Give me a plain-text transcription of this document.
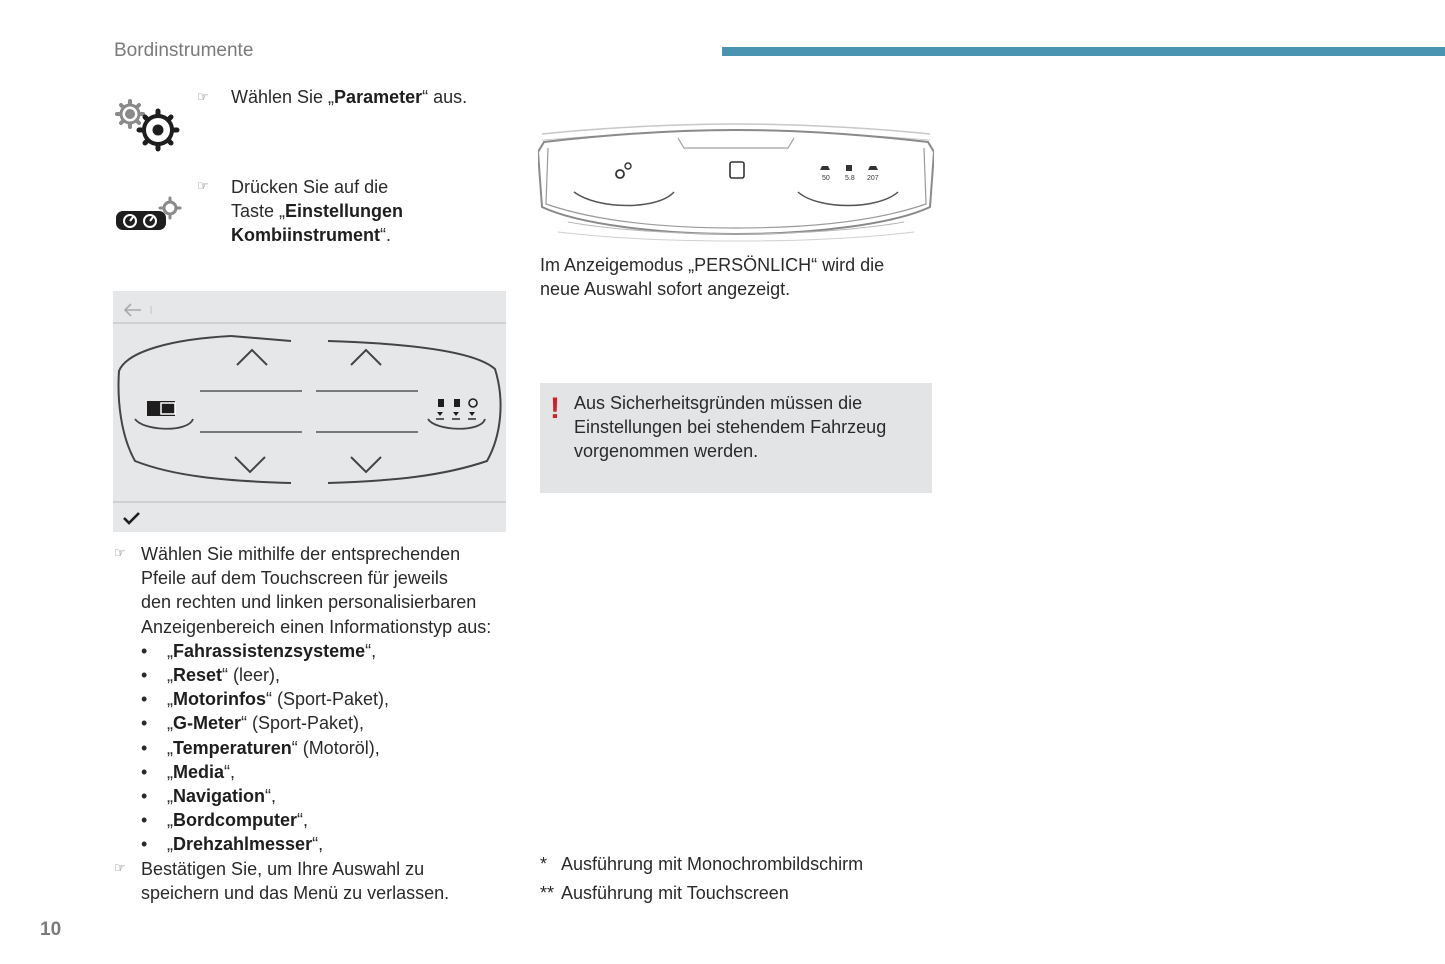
Bordinstrumente
☞ Wählen Sie „Parameter“ aus.
☞ Drücken Sie auf die
Taste „Einstellungen
Kombiinstrument“.
☞ Wählen Sie mithilfe der entsprechenden
Pfeile auf dem Touchscreen für jeweils
den rechten und linken personalisierbaren
Anzeigenbereich einen Informationstyp aus:
• „Fahrassistenzsysteme“,
• „Reset“ (leer),
• „Motorinfos“ (Sport-Paket),
• „G-Meter“ (Sport-Paket),
• „Temperaturen“ (Motoröl),
• „Media“,
• „Navigation“,
• „Bordcomputer“,
• „Drehzahlmesser“,
☞ Bestätigen Sie, um Ihre Auswahl zu
speichern und das Menü zu verlassen.
50 5.8 207
Im Anzeigemodus „PERSÖNLICH“ wird die
neue Auswahl sofort angezeigt.
! Aus Sicherheitsgründen müssen die
Einstellungen bei stehendem Fahrzeug
vorgenommen werden.
* Ausführung mit Monochrombildschirm
** Ausführung mit Touchscreen
10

※ ※ ※

*Problem to work on:*
The listing above is to be retyped word for word, with the pictures omitted.

*Solution to this task:*
Give me a plain-text transcription of this document.
Bordinstrumente
☞ Wählen Sie „Parameter“ aus.
☞ Drücken Sie auf die
Taste „Einstellungen
Kombiinstrument“.
☞ Wählen Sie mithilfe der entsprechenden
Pfeile auf dem Touchscreen für jeweils
den rechten und linken personalisierbaren
Anzeigenbereich einen Informationstyp aus:
• „Fahrassistenzsysteme“,
• „Reset“ (leer),
• „Motorinfos“ (Sport-Paket),
• „G-Meter“ (Sport-Paket),
• „Temperaturen“ (Motoröl),
• „Media“,
• „Navigation“,
• „Bordcomputer“,
• „Drehzahlmesser“,
☞ Bestätigen Sie, um Ihre Auswahl zu
speichern und das Menü zu verlassen.
50 5.8 207
Im Anzeigemodus „PERSÖNLICH“ wird die
neue Auswahl sofort angezeigt.
! Aus Sicherheitsgründen müssen die
Einstellungen bei stehendem Fahrzeug
vorgenommen werden.
* Ausführung mit Monochrombildschirm
** Ausführung mit Touchscreen
10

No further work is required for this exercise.